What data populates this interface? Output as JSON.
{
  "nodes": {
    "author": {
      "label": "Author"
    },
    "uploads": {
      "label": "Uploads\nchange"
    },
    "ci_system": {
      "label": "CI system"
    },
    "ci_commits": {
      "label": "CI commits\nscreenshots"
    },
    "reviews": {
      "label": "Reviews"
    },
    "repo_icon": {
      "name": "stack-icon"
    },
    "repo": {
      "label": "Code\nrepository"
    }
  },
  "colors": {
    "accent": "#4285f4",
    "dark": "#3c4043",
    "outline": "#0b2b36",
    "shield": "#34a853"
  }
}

### [What to work on]
Above are the records; copy all of them exactly.

### [Response below]
What data populates this interface? Output as JSON.
{
  "nodes": {
    "author": {
      "label": "Author"
    },
    "uploads": {
      "label": "Uploads\nchange"
    },
    "ci_system": {
      "label": "CI system"
    },
    "ci_commits": {
      "label": "CI commits\nscreenshots"
    },
    "reviews": {
      "label": "Reviews"
    },
    "repo_icon": {
      "name": "stack-icon"
    },
    "repo": {
      "label": "Code\nrepository"
    }
  },
  "colors": {
    "accent": "#4285f4",
    "dark": "#3c4043",
    "outline": "#0b2b36",
    "shield": "#34a853"
  }
}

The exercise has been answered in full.